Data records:
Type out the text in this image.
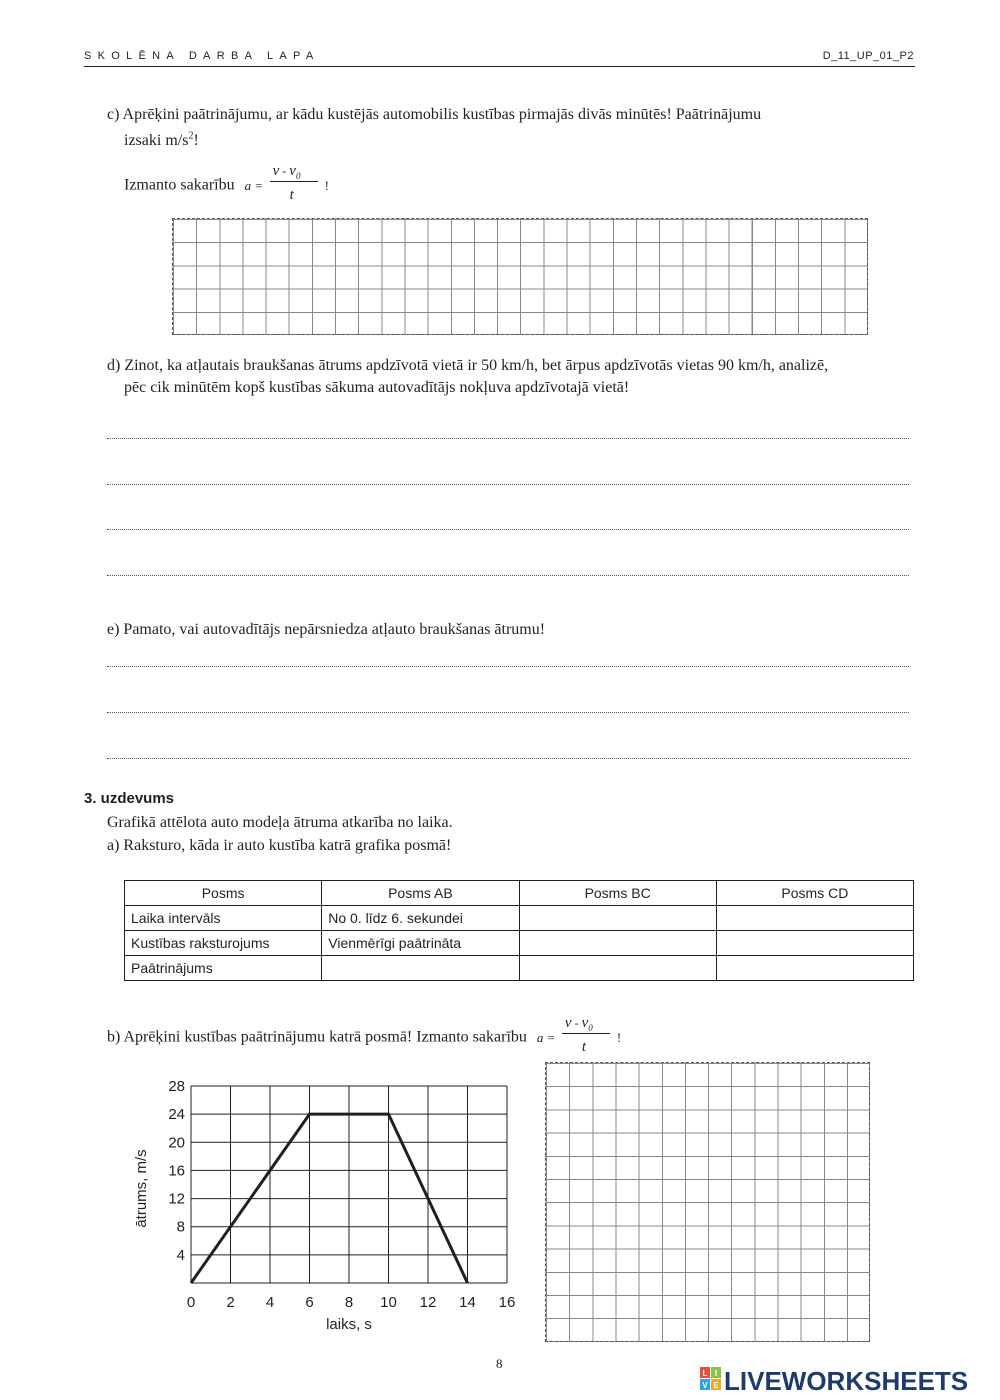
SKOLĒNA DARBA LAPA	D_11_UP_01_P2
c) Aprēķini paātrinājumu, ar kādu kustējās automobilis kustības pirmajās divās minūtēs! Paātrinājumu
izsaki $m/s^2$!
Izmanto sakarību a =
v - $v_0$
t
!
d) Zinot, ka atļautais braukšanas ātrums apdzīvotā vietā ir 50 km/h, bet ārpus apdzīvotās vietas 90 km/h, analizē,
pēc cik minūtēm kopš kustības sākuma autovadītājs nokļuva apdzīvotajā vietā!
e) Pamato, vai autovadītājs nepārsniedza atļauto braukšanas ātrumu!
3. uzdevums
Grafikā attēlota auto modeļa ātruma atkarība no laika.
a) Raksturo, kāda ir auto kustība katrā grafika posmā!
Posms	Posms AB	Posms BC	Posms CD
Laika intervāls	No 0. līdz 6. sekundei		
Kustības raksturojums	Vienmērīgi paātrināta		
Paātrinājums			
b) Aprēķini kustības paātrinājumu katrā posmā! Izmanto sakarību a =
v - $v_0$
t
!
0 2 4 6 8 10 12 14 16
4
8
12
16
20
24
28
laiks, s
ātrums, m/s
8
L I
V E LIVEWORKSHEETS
--
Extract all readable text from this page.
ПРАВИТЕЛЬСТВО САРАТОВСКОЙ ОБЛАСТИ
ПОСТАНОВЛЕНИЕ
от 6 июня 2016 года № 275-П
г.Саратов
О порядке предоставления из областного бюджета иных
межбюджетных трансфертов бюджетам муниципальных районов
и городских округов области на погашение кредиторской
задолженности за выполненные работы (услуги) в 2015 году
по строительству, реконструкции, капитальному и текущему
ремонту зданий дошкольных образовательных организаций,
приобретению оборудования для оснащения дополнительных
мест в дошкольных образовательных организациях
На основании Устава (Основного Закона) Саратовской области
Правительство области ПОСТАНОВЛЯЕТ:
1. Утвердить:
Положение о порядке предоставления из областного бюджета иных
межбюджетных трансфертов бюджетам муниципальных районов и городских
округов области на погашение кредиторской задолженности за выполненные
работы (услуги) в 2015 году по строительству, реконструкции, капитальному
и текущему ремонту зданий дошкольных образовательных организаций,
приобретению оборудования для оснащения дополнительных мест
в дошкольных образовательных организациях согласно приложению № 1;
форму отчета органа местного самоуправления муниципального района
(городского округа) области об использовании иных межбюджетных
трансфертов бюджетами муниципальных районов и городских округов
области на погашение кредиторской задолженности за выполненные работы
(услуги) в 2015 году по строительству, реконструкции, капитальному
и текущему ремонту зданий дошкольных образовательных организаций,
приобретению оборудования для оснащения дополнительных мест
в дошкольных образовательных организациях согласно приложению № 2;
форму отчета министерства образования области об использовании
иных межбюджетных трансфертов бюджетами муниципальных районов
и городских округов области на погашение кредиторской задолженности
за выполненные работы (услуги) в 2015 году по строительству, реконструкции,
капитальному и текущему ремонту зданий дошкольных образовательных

WHAT TO WORK ON: Identify which lines contain the word "зданий" and copy each one.

SOLUTION TO THE EXERCISE:
ремонту зданий дошкольных образовательных организаций,
и текущему ремонту зданий дошкольных образовательных организаций,
и текущему ремонту зданий дошкольных образовательных организаций,
капитальному и текущему ремонту зданий дошкольных образовательных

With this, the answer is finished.